* Task goal: Below are the records; collect from them each line containing the string "reserves".

Records from a collection of figures:
+++

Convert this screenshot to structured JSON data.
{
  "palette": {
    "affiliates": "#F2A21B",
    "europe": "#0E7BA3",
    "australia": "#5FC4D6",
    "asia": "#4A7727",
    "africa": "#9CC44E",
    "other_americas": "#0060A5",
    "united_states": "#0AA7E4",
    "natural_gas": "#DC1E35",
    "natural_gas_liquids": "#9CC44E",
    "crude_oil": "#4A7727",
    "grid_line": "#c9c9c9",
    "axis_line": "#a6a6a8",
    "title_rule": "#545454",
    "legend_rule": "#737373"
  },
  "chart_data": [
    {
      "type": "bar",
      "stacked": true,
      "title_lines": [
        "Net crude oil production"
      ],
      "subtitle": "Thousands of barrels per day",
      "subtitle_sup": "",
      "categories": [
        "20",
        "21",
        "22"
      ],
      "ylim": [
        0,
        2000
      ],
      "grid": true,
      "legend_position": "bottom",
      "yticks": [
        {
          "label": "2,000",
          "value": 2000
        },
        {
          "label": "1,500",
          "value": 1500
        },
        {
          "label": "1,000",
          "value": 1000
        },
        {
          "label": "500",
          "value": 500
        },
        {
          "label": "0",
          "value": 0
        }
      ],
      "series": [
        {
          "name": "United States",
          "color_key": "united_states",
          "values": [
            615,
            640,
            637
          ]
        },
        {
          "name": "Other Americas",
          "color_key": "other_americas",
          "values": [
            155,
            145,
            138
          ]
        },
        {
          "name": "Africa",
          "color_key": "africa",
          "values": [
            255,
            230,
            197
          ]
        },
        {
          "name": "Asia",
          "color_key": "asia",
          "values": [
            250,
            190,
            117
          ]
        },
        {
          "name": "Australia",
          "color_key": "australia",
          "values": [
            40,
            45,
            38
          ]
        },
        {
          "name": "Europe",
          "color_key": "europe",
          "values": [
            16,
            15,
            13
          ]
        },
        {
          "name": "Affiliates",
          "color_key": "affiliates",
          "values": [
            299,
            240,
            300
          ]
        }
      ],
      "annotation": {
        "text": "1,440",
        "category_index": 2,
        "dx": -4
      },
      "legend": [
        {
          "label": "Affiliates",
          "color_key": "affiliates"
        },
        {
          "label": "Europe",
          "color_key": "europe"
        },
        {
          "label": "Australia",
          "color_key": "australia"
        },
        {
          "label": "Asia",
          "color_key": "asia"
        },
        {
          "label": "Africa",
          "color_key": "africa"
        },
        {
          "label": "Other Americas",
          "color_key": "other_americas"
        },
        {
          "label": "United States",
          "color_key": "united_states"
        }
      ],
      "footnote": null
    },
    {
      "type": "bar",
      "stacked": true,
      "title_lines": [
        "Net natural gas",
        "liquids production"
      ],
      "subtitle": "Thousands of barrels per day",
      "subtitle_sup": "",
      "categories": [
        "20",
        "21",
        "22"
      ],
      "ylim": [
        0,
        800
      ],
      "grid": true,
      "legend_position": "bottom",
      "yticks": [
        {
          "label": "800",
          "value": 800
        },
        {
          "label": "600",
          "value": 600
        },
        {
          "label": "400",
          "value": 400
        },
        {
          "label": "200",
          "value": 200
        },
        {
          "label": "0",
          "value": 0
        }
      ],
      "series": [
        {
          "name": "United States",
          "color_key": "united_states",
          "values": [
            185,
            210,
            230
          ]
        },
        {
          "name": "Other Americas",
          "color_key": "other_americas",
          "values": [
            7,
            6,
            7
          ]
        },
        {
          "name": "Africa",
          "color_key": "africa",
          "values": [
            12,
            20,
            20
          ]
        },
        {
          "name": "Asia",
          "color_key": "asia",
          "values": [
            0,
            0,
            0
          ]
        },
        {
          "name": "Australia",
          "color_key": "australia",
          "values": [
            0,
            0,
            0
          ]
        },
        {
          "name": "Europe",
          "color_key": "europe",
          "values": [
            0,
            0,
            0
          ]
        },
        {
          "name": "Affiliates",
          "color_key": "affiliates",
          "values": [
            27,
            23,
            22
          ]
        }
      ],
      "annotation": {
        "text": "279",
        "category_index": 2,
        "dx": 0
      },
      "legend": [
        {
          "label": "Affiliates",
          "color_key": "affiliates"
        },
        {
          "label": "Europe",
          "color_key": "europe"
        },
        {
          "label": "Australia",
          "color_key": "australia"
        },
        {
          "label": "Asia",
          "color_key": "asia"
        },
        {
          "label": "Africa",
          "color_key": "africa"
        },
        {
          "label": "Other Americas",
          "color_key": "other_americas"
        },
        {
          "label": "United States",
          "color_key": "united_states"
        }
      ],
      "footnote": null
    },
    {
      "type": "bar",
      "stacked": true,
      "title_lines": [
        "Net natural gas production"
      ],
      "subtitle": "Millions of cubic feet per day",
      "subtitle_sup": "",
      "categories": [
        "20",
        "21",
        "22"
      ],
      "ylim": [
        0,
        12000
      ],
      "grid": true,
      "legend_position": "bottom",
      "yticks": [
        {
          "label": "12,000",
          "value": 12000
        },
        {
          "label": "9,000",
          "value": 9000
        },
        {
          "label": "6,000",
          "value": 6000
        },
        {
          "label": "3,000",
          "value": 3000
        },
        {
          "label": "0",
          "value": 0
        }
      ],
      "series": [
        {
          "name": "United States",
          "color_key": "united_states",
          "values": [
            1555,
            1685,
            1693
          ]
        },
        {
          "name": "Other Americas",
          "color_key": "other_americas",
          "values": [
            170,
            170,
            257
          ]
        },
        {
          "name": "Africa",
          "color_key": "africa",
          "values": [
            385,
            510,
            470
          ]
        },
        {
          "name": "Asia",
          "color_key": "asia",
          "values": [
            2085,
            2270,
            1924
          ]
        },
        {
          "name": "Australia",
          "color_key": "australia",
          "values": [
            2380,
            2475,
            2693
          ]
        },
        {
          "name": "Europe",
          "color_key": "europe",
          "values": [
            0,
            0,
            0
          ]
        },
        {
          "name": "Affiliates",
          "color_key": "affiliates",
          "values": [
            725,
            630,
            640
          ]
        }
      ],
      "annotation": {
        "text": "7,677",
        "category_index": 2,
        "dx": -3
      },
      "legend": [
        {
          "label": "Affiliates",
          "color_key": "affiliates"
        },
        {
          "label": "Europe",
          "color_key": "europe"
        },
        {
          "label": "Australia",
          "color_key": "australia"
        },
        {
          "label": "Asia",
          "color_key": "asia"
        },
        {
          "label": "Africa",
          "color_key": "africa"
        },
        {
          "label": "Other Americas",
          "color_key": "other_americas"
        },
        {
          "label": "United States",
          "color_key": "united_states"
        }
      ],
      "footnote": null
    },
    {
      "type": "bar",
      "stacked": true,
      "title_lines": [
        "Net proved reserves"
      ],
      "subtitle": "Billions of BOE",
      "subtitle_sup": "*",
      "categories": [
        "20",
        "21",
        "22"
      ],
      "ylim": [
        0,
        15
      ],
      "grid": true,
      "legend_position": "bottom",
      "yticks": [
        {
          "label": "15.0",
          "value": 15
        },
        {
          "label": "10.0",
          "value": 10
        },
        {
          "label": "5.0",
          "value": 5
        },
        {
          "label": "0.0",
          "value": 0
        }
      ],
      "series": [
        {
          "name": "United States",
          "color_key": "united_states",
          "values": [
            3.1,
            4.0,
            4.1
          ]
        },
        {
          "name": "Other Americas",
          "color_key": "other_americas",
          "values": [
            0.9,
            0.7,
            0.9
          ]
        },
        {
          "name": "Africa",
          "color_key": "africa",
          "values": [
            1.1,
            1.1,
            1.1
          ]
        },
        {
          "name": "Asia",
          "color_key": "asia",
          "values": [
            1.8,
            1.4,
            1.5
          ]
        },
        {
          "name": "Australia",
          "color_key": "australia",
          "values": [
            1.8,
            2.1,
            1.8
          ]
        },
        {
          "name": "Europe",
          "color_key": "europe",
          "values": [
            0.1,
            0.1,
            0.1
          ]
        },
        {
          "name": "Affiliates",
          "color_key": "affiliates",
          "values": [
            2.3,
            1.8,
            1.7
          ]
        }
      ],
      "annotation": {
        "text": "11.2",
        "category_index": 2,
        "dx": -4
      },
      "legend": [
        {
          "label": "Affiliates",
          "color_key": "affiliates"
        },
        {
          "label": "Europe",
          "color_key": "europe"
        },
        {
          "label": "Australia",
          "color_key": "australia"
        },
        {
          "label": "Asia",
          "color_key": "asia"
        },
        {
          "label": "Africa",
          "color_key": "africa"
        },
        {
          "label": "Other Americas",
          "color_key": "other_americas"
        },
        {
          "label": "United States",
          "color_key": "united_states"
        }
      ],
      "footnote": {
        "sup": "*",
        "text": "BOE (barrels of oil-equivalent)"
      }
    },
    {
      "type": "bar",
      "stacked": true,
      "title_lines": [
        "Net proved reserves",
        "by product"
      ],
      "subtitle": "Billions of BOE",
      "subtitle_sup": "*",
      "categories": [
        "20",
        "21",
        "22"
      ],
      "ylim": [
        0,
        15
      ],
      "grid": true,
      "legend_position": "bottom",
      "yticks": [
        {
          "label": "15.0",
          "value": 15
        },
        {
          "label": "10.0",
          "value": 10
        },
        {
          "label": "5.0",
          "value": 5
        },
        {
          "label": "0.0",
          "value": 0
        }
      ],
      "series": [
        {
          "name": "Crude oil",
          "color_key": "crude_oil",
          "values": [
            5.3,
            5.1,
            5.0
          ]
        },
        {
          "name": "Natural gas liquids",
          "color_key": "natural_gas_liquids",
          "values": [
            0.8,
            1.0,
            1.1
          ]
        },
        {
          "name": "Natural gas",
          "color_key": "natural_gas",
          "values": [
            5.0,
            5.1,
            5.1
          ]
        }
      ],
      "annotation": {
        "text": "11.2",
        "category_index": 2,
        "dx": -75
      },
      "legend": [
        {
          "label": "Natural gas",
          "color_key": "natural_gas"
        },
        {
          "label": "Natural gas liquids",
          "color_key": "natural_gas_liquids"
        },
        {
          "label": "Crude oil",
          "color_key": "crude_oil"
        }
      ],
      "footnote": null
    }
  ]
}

+++

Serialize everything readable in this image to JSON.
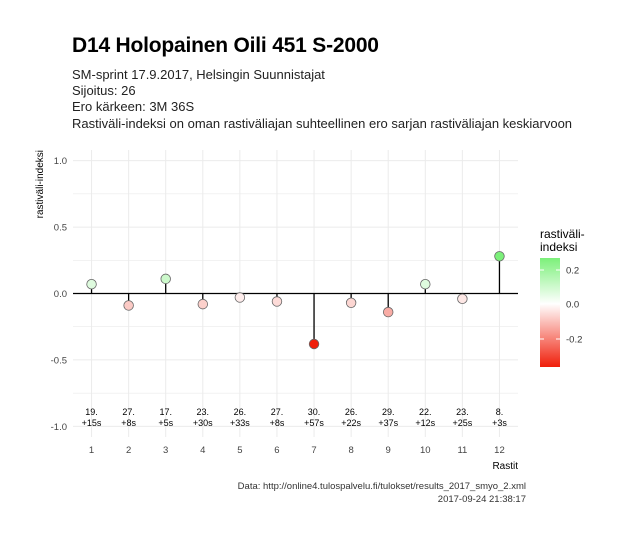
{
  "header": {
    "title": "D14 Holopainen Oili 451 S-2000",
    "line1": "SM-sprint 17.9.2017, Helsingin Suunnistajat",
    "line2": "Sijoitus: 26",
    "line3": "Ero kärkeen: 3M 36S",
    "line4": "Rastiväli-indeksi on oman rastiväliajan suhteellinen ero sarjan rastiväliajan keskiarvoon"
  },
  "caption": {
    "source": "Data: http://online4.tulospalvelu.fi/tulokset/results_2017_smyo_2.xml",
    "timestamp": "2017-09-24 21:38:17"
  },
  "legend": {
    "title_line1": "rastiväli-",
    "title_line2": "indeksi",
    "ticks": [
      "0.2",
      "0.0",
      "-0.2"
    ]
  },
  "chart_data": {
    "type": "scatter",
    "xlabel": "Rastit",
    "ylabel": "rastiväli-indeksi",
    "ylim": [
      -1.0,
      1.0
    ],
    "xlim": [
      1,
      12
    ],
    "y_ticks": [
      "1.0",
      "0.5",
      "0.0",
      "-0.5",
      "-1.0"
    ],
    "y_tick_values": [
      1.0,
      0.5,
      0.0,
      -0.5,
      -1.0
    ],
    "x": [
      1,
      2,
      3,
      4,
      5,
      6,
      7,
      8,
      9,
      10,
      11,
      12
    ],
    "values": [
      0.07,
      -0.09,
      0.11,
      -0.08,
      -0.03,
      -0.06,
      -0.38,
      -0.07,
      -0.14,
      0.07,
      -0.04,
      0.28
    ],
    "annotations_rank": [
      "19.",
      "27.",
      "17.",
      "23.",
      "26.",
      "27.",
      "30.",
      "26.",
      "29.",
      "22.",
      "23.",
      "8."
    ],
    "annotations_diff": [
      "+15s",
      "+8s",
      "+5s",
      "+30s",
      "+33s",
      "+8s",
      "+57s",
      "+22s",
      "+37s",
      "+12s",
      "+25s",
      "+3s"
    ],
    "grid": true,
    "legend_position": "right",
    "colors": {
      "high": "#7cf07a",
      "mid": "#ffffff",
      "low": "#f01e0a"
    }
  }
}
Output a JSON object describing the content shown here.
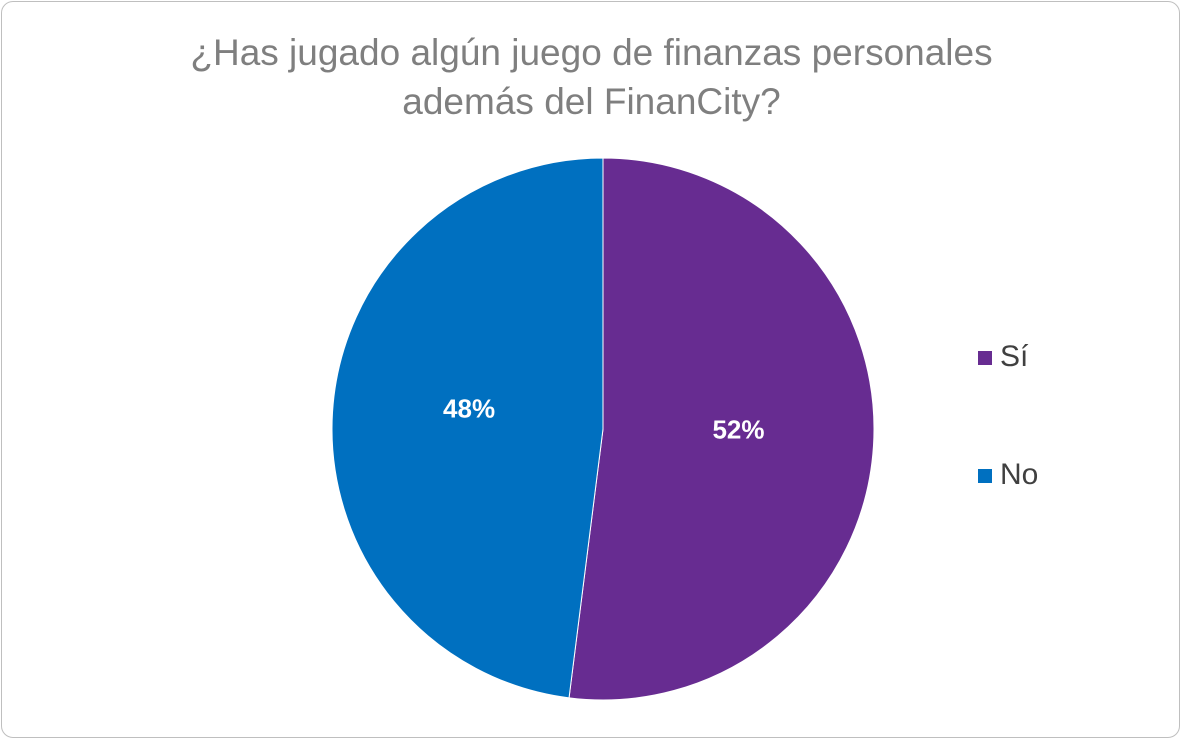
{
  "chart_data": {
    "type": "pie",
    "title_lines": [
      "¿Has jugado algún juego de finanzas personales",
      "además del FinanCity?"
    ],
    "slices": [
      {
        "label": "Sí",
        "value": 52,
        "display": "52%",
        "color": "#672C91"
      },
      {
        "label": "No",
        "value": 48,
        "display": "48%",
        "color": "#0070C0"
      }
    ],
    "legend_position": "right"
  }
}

+++

* Task answer:
        "Net proved reserves"
        "Net proved reserves",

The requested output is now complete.